**WHAT YOU WILL DO**
Work through the data line by line, gathering every line that has the word "многоугольника".

<<<<

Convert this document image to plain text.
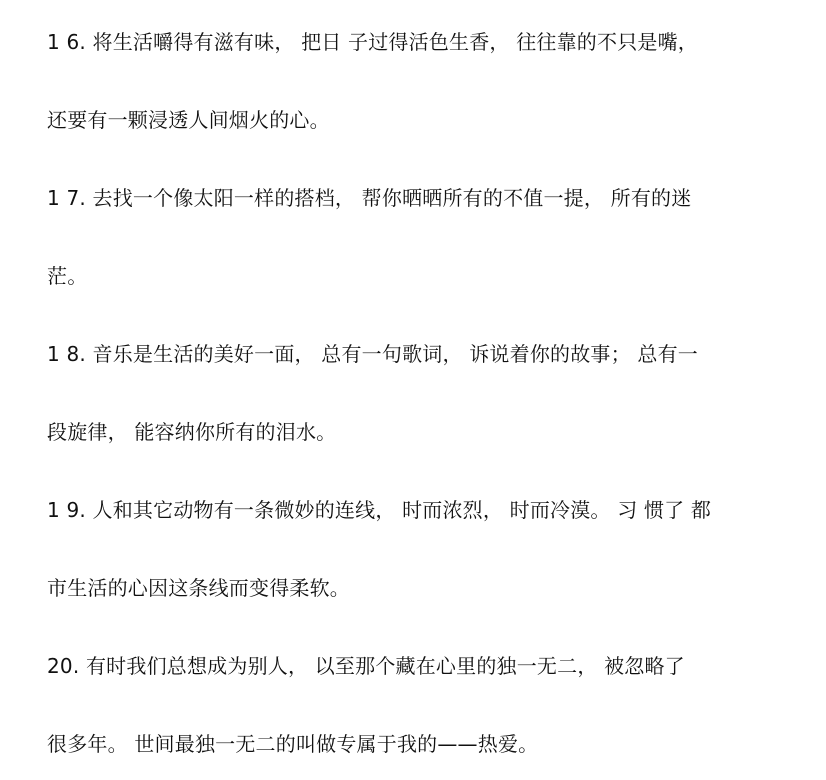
1 6. 将生活嚼得有滋有味， 把日 子过得活色生香， 往往靠的不只是嘴，
还要有一颗浸透人间烟火的心。
1 7. 去找一个像太阳一样的搭档， 帮你晒晒所有的不值一提， 所有的迷
茫。
1 8. 音乐是生活的美好一面， 总有一句歌词， 诉说着你的故事； 总有一
段旋律， 能容纳你所有的泪水。
1 9. 人和其它动物有一条微妙的连线， 时而浓烈， 时而冷漠。 习 惯了 都
市生活的心因这条线而变得柔软。
20. 有时我们总想成为别人， 以至那个藏在心里的独一无二， 被忽略了
很多年。 世间最独一无二的叫做专属于我的——热爱。
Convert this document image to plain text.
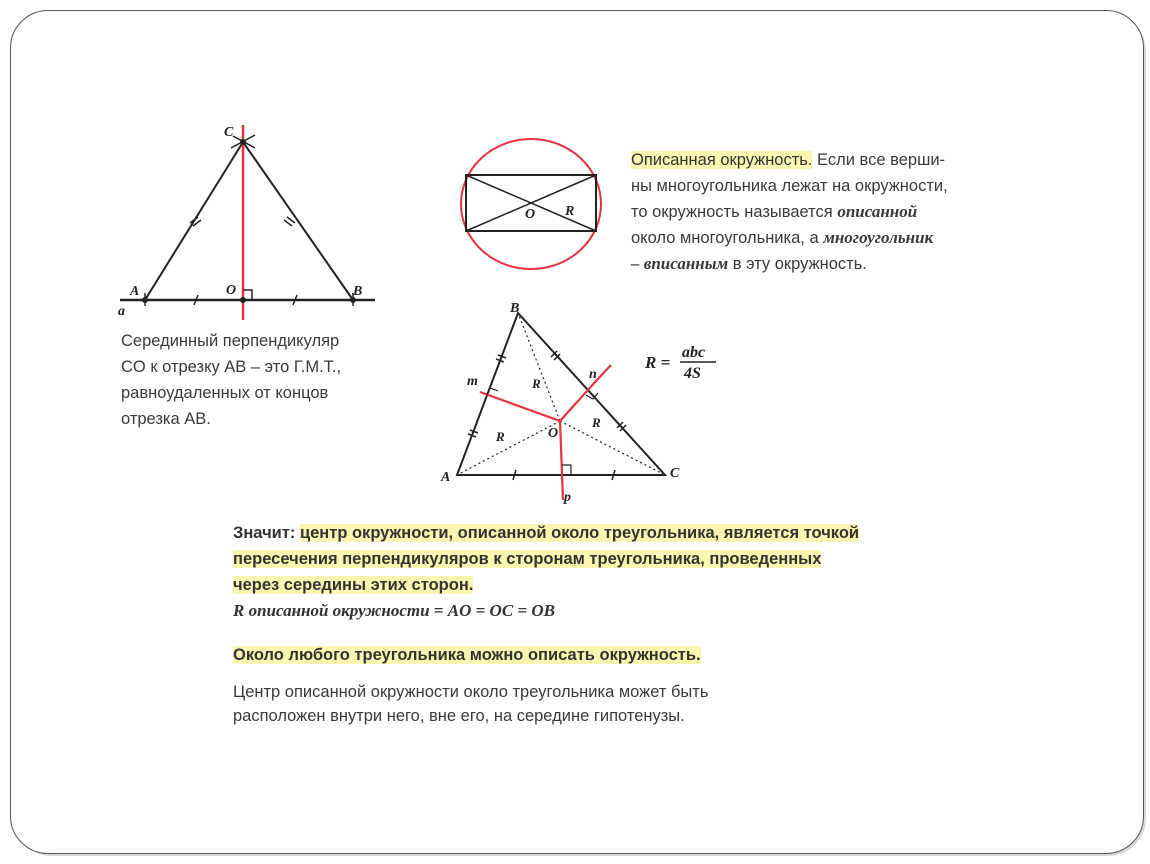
C
A	O	B
a
Серединный перпендикуляр
CO к отрезку AB – это Г.М.Т.,
равноудаленных от концов
отрезка AB.
O R
Описанная окружность. Если все верши-
ны многоугольника лежат на окружности,
то окружность называется описанной
около многоугольника, а многоугольник
– вписанным в эту окружность.
B
A	C
O
m	n
p
R
R
R
R =
abc
4S
Значит: центр окружности, описанной около треугольника, является точкой
пересечения перпендикуляров к сторонам треугольника, проведенных
через середины этих сторон.
R описанной окружности = AO = OC = OB
Около любого треугольника можно описать окружность.
Центр описанной окружности около треугольника может быть
расположен внутри него, вне его, на середине гипотенузы.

>>>>

**SOLVED PROBLEM**
ны многоугольника лежат на окружности,
около многоугольника, а многоугольник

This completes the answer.